*** SUPPLIED RECORDS

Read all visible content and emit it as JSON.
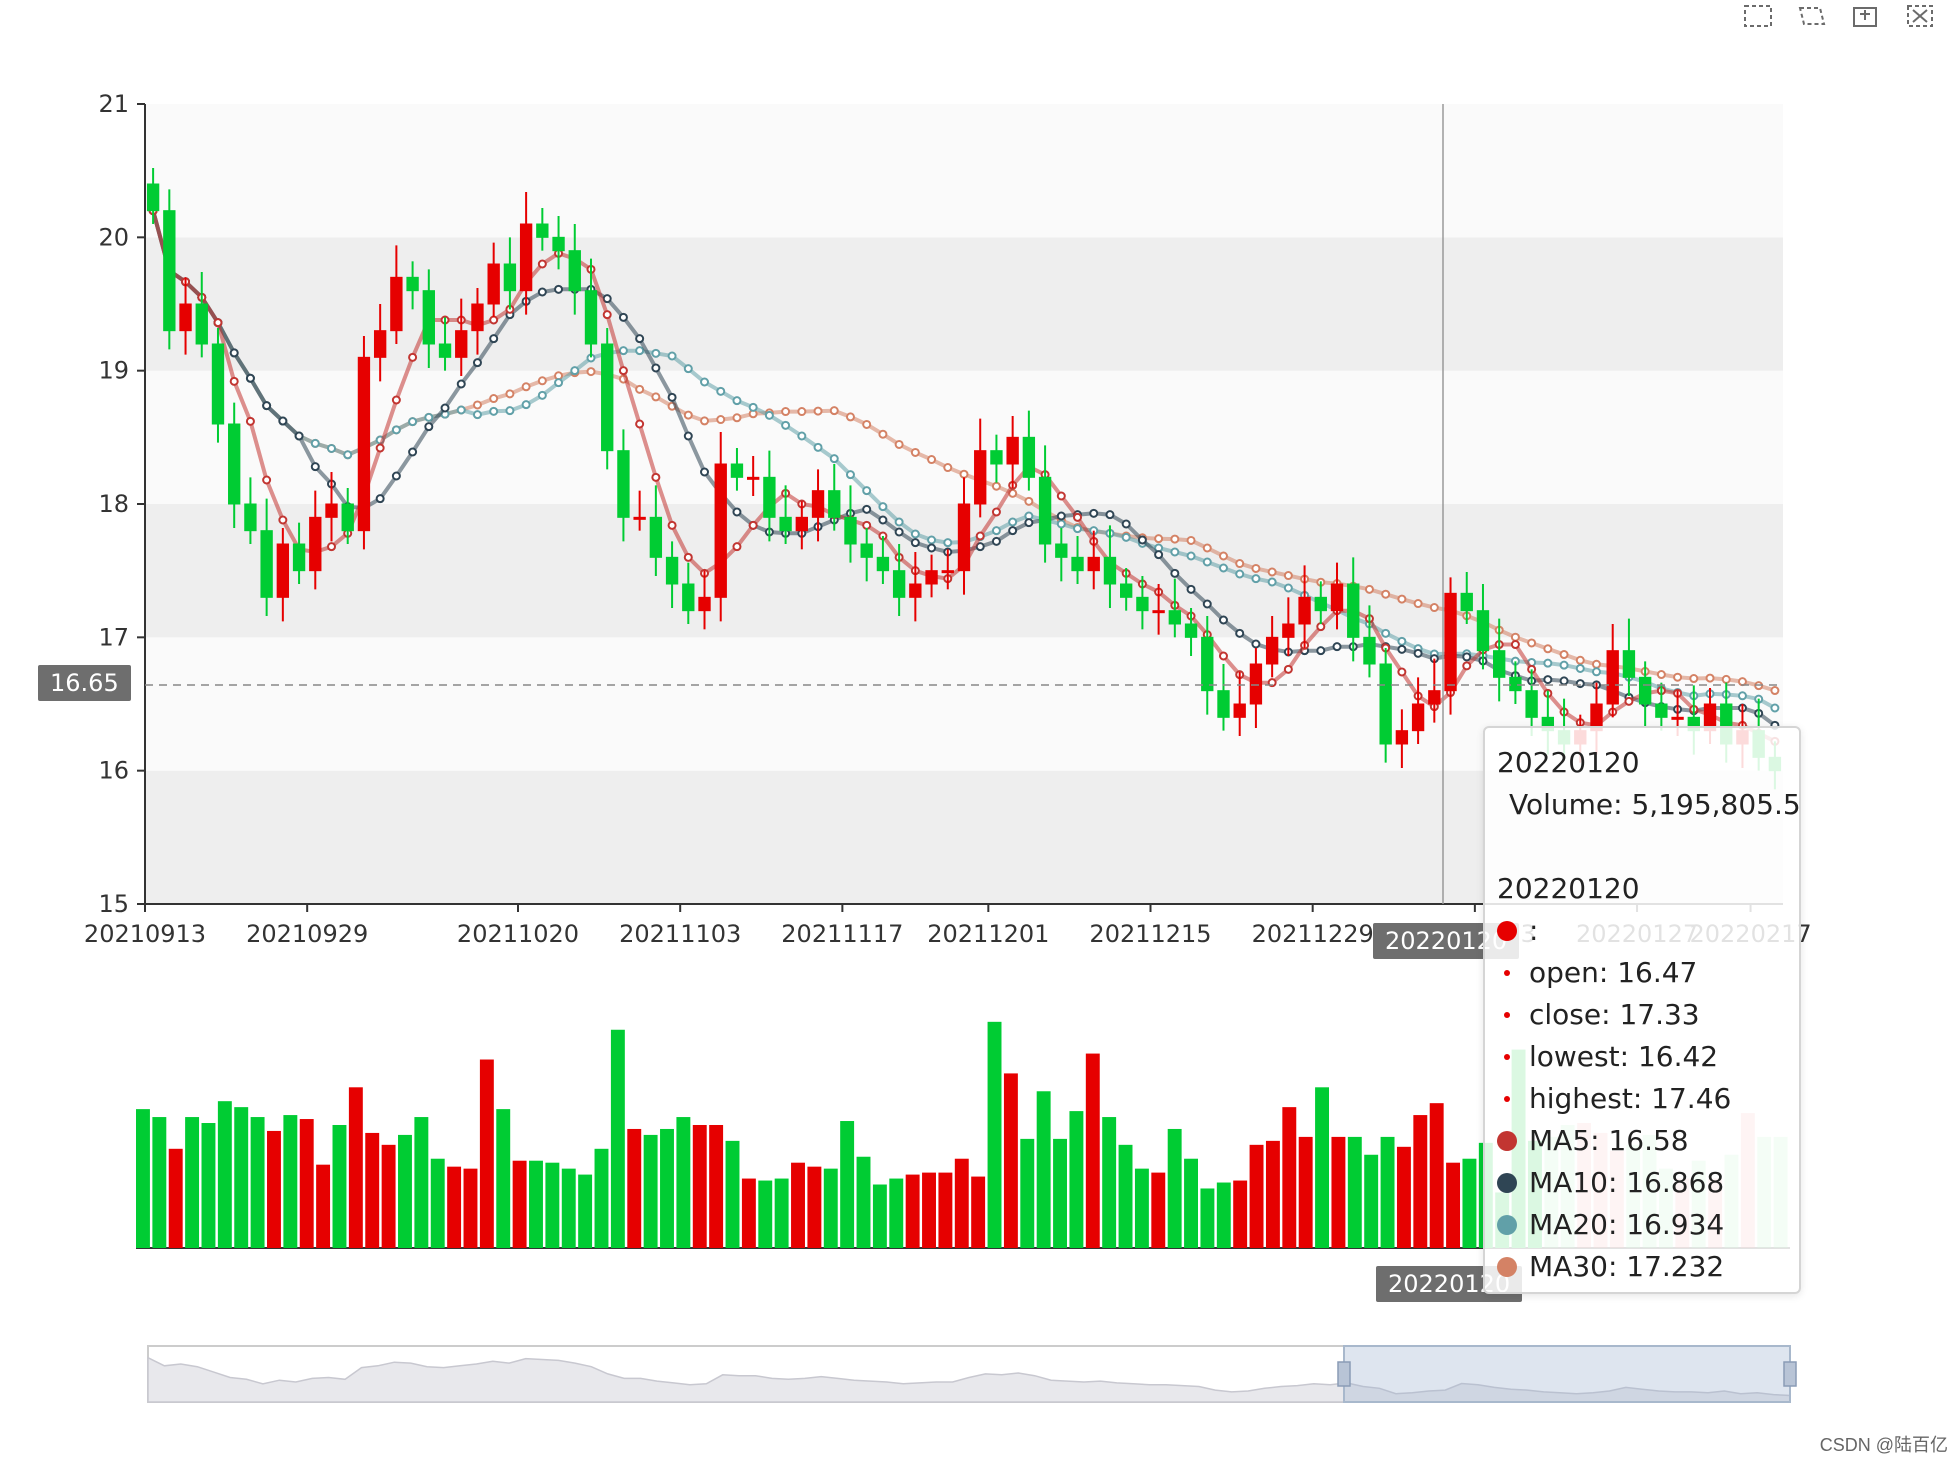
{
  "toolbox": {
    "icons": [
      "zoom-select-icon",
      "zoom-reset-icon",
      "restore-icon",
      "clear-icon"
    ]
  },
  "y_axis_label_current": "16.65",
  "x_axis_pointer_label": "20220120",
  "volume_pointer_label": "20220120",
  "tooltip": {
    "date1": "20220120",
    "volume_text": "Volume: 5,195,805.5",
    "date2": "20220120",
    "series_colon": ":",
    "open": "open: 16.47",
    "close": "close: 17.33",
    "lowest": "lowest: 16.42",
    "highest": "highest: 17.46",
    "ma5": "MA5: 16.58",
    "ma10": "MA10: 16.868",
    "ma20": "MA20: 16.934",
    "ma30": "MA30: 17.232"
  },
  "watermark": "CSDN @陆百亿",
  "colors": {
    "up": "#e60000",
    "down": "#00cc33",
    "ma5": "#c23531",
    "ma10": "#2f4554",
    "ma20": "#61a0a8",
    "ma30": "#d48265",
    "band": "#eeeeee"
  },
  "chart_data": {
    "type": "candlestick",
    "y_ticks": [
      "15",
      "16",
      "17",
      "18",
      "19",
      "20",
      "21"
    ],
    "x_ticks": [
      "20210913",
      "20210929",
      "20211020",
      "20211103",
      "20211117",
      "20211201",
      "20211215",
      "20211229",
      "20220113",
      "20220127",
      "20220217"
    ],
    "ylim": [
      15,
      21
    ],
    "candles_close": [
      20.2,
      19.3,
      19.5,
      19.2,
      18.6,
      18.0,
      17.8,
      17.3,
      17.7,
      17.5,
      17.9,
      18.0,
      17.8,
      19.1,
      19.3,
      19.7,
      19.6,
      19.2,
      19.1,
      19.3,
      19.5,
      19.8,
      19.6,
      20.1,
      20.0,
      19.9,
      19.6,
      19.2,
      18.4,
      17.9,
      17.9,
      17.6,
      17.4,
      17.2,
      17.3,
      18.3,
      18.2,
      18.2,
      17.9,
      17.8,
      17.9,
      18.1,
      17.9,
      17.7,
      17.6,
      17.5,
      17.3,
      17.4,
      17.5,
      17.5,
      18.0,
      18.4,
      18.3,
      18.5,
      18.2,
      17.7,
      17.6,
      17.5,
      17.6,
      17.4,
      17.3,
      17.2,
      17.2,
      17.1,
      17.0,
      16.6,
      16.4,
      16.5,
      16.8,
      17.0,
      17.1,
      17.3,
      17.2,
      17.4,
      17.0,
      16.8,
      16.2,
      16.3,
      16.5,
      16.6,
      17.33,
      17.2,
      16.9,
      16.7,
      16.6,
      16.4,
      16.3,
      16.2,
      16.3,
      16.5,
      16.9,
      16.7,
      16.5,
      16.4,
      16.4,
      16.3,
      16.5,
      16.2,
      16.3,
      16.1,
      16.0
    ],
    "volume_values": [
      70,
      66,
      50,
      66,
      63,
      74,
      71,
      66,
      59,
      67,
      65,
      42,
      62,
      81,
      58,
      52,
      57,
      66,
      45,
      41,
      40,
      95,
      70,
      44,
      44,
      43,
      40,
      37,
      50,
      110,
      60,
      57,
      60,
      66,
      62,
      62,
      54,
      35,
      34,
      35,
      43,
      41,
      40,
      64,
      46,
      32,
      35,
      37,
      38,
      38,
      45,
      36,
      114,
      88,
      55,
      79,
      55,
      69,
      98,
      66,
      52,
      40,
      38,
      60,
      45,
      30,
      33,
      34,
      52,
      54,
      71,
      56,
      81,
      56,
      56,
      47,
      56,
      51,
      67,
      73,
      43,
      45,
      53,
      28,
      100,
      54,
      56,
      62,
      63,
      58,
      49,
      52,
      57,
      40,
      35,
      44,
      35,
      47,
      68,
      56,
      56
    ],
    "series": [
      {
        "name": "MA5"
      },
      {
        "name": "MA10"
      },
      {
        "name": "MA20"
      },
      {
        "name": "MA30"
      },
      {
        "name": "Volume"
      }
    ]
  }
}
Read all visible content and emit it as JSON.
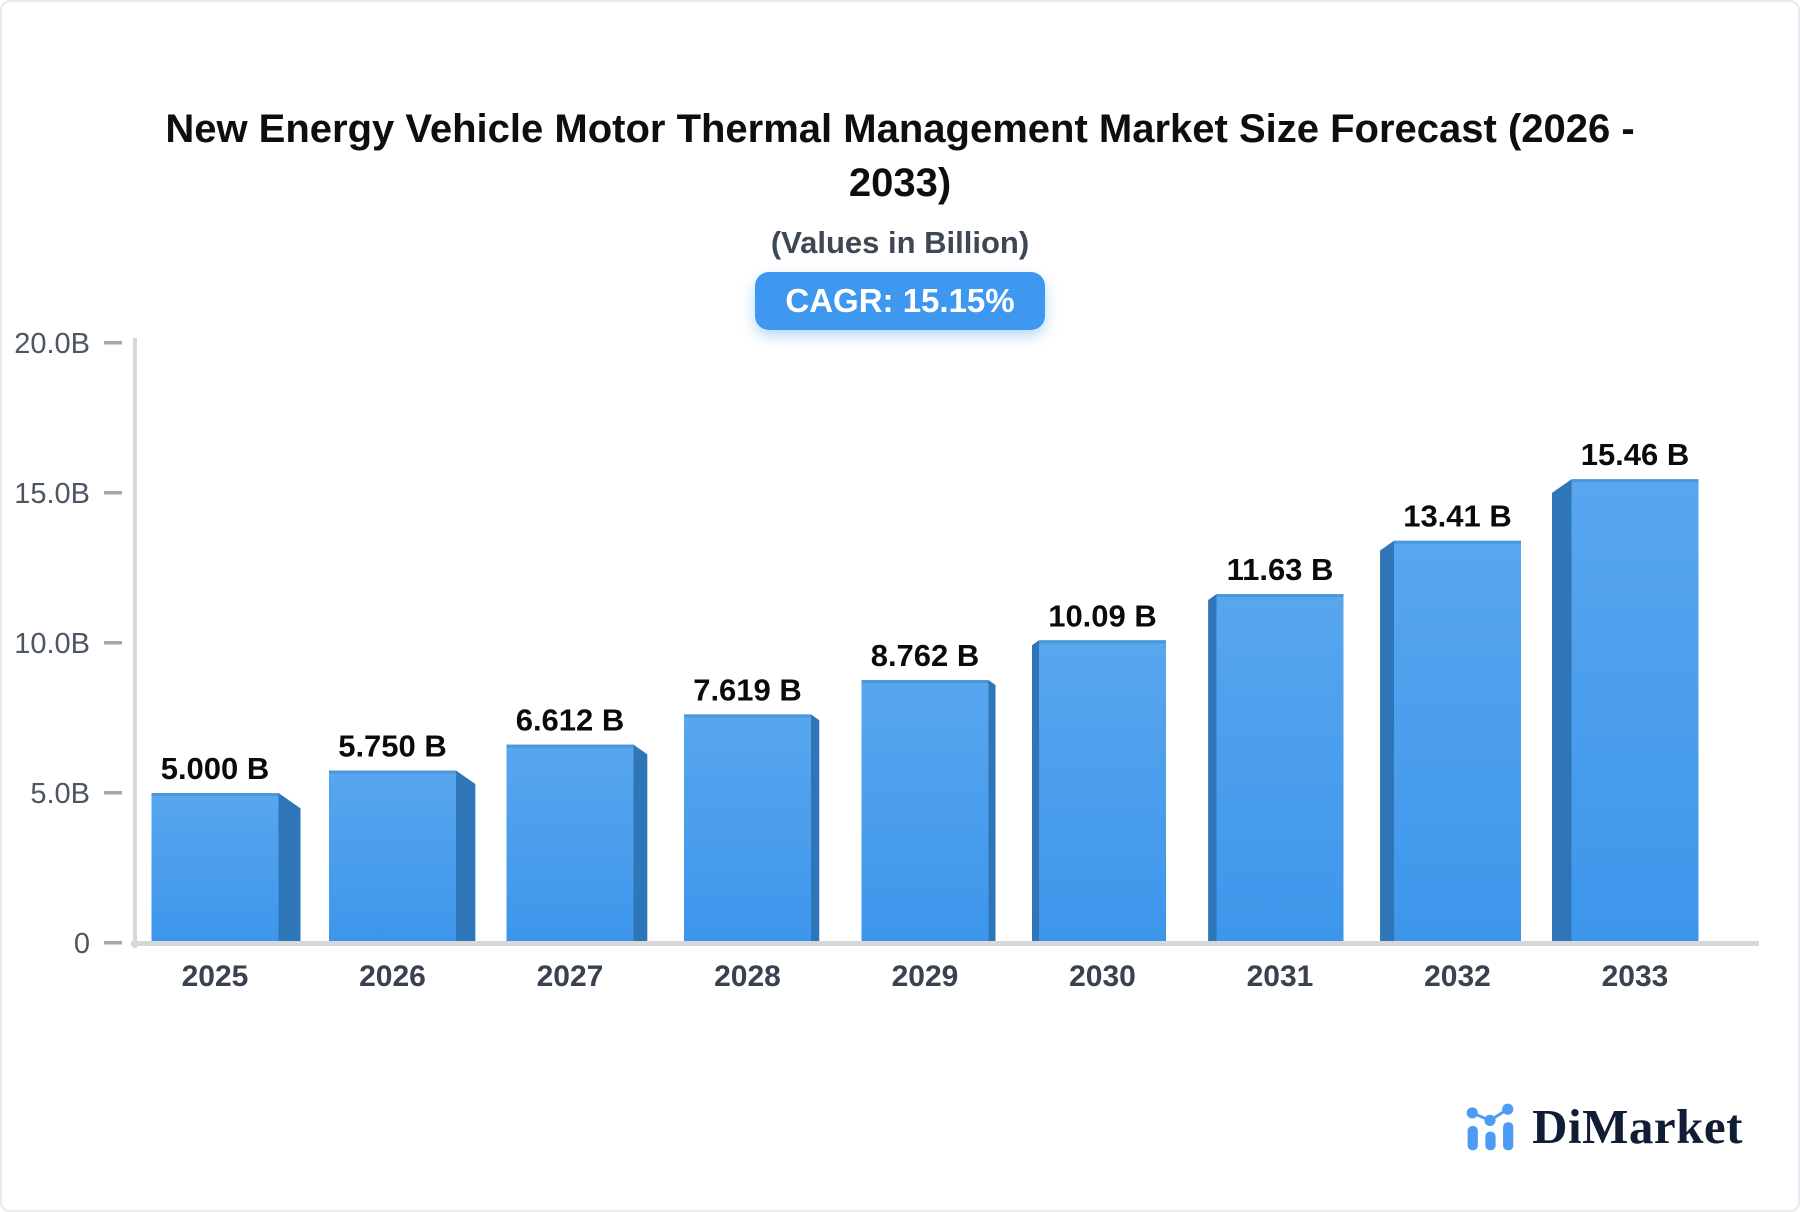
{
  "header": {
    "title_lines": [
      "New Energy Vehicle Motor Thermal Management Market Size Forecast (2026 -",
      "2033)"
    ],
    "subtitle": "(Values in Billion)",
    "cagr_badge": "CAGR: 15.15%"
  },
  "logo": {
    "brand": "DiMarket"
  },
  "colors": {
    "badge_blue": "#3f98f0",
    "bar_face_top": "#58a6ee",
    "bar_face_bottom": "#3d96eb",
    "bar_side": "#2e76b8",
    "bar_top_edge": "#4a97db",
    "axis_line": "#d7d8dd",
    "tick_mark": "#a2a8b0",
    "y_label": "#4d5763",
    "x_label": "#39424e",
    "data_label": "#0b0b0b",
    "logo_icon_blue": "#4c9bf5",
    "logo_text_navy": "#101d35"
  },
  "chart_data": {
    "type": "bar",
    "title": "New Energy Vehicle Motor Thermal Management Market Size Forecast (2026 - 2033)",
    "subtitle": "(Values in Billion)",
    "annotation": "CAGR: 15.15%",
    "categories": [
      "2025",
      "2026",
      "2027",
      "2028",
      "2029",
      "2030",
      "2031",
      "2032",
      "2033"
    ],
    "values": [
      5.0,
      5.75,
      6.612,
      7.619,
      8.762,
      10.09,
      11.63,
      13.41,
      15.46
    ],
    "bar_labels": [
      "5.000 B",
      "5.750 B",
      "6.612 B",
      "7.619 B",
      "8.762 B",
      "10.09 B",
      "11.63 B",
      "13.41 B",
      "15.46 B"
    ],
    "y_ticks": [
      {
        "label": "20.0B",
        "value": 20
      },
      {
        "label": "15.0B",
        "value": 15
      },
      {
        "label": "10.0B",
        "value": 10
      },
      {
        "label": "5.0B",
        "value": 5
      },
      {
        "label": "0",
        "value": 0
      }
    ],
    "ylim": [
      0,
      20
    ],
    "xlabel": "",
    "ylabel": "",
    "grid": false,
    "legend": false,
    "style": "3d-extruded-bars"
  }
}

******

Search the entries for the word "Forecast", then gather every line that has it.

COMPLETE ANSWER:
      "New Energy Vehicle Motor Thermal Management Market Size Forecast (2026 -",
    "title": "New Energy Vehicle Motor Thermal Management Market Size Forecast (2026 - 2033)",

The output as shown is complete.